Sono davvero bizzarri i fenomeni per cui, quando andiamo in una delle tante librerie mainstream – quelle piccole botteghe del libro ormai sono perdute tra le memorie d’infanzia –, possiamo constatare che alcuni autori di poesia sono stati benedetti dalla modernità commerciale, e dunque vengono messi lì, in bella mostra, con riedizioni moderne e sempre nuove, mentre altri vengono relegati, se fortunati, a vivere nelle antologie di poesia minore, nelle biblioteche delle università, o su Wikipedia.


È incredibile pensare che alcuni autori non abbiano mai visto nemmeno una ristampa delle proprie opere, e che bisogna risalire alle prime stampe dei loro libri, quando è possibile trovarle. Ma viene in aiuto dei più curiosi la tecnologia – paradossalmente – e nella fattispecie la collaborazione tra le Università americane e Google Books (delle nostre neanche a parlarne); ed ecco che quei rari manoscritti possono essere agevolmente stampati e riscoperti da ogni angolo del globo.


Basta un po’ di pazienza e una stampante.


Uno di questi autori è una poetessa, Fortunata Sulgher Fantastici, che ho scoperto per caso e letto senza troppo impegno, per trovarmi a mano a mano sempre più incredulo ed appassionato, fino ad approfondire la sua vita e la sua personalità, ingiustamente relegate tra i meandri e le pieghe della nostra storia della letteratura.

--- Dati forniti ---

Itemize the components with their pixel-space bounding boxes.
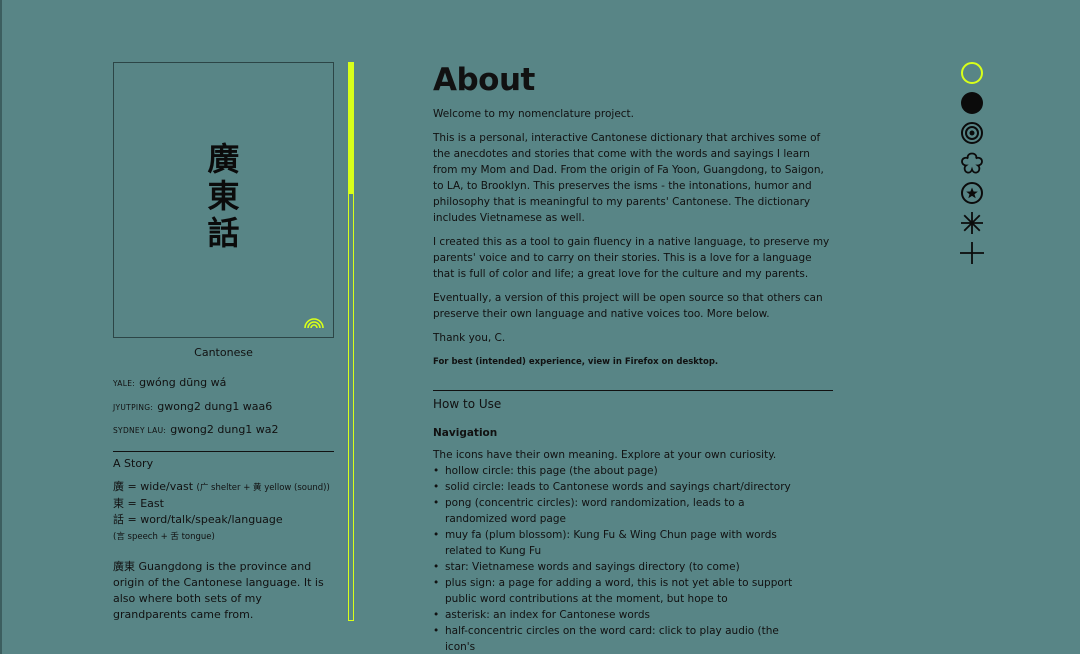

--- Compiti da svolgere ---
• 1. Nel testo sulle librerie e la poesia, quale collaborazione permette di stampare e riscoprire i rari manoscritti?
• 2. Scrivi il seguito del testo sulle librerie e la poesia, cominciando subito dopo la sua ultima frase.

--- Risposte ai compiti ---
• 1. La collaborazione tra le università americane e Google Books.

• 2.
E pensare che ho cercato il suo nome in antologie di poesia minore, in enciclopedie della letteratura, ma nulla! Solo il web e qualche intervento sporadico pubblicato in rete mi hanno aiutato a sapere qualcosa di più su questa donna, le cui opere ho finito per leggere tutte con grande interesse.


Vissuta nella seconda metà del settecento, la Fantastici ha conosciuto personalità illustri come Vincenzo Monti, che nutriva verso di lei una sincera stima, o Angelica Kauffmann, grande protagonista dell’Arcadia, che ci ha regalato anche il suo più celebre ritratto, insieme a quello di Teresa Bandettini, conosciuta come Amarilli Etrusca, altra poetessa dimenticata; ma chi era costei?


Era un’improvvisatrice: prediligeva la forma orale della poesia, quella cantata e ballata, la forma più atavica e autentica della versificazione, di cui solo qualche traccia molto rarefatta dell’enorme produzione ci resta nelle sue poche raccolte.


Con la testimonianza dello scrittore veneziano Antonio Piazza:


“Sopra qualunque soggetto e in tutti i metri della poesia felicemente improvvisa, sommo onore arrecando alla patria sua e al suo sesso.

Un maturo sapere in freschezza d’età, una vereconda umiltà accoppiata alla solidità del merito, una gentilezza brillante che corona le doti dell’animo suo, la rendono una delle più stimabili donne de’ nostri tempi.

Suona eccellentemente il gravecembalo, canta bene, intende diverse lingue, sa imitare la pronunzia di molti dialetti ed è ripiena di quel vero spirito che la rende la delizia delle conversazioni.

Bastò che io la pregassi di farmi udire qualche ottava all’improvviso perch’ella tosto mi favorisse. Le diedi il soggetto di Priamo e Tisbe.

Cantò con una dolcezza da far arrestare un fiume, da far piangere un marmo. Che eloquenza! Che rapidità! Che purezza di stile! Quanti poeti di grido, stemperandosi il capo nella solitudine del loro scrittoio, non arrivano a comporre una di quelle ottave!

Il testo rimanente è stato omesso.